**Selected text:**
(dissenting): It seems to me the majority opinion disregards two fundamental principles governing consideration of special findings of a jury: First, findings are to be harmonized with each other when that may be done; and second, findings are to be harmonized with the general verdict when that may be done. Therefore, to apprehend the meaning of a special finding, the finding itself, related findings, and the general verdict, are to be considered together, to uphold and not to destroy.
The statute is properly interpreted in the majority opinion. Between negligence causing injury and intentional infliction of injury there is a kind of conduct involving an attitude of the wrongdoer differing, not in degree but in quality, from negligence. The attitude involves such culpability that punitive damages may be awarded, and contributory negligence is no defense; and so it affiliates closely with intention and willfulness. This was the kind of conduct the legislature intended to cover. To make its will known, the legislature was obliged to use descriptive words. It went to the morass of words, created by the courts, in which meaning bogs, and selected such of them as seemed expressive. The words chosen were not the best, but by employing the usual interpretative aids, .what the statute did becomes plain.
The question here is, Did defendant’s conduct lie within the field which has been referred to? The jury was interrogated on the subject. The jury said the defendant was guilty of just what the statute spoke of — gross and wanton negligence. When asked to specify, the jury said defendant was guilty of reckless driving. The driving was the concrete conduct, and the manner of driving was described. It was reckless. Further specifying, the jury put its finger on the *396precise feature of the driving which it had said was reckless and wanton — failure to have the car under proper control.

**Excerpted records:**
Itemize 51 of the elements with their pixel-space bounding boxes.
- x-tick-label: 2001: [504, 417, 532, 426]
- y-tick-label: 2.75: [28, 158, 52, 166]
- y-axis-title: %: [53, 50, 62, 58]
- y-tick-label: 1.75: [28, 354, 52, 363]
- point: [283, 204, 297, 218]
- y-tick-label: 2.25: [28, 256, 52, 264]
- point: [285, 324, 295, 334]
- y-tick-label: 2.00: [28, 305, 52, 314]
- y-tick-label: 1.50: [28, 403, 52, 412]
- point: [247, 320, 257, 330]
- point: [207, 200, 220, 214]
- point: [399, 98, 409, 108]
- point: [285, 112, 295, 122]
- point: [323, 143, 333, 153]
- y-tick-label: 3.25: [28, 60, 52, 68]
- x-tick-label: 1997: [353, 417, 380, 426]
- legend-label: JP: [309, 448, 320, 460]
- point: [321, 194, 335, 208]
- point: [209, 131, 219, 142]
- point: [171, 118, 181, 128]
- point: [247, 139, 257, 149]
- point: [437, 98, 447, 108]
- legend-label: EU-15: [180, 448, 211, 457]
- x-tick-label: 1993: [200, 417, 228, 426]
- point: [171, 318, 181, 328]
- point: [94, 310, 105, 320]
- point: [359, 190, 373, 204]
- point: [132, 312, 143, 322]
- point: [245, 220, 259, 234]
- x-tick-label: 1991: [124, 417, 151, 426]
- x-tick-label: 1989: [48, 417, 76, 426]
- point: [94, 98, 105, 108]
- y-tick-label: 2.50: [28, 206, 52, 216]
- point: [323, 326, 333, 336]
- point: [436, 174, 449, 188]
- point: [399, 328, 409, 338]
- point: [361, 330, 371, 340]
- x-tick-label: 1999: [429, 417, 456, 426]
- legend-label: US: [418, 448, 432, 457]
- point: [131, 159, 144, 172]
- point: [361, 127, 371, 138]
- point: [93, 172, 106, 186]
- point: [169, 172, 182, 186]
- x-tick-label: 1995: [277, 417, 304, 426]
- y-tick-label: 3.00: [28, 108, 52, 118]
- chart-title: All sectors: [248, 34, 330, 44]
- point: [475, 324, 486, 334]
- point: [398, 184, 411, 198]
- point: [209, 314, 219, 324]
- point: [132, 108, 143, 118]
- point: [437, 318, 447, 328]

**Instructions for the task:**
Return the portion of the dissenting opinion from "(dissenting): It seems" up to and including "not to destroy.", copied word for word.

**Answer section:**
(dissenting): It seems to me the majority opinion disregards two fundamental principles governing consideration of special findings of a jury: First, findings are to be harmonized with each other when that may be done; and second, findings are to be harmonized with the general verdict when that may be done. Therefore, to apprehend the meaning of a special finding, the finding itself, related findings, and the general verdict, are to be considered together, to uphold and not to destroy.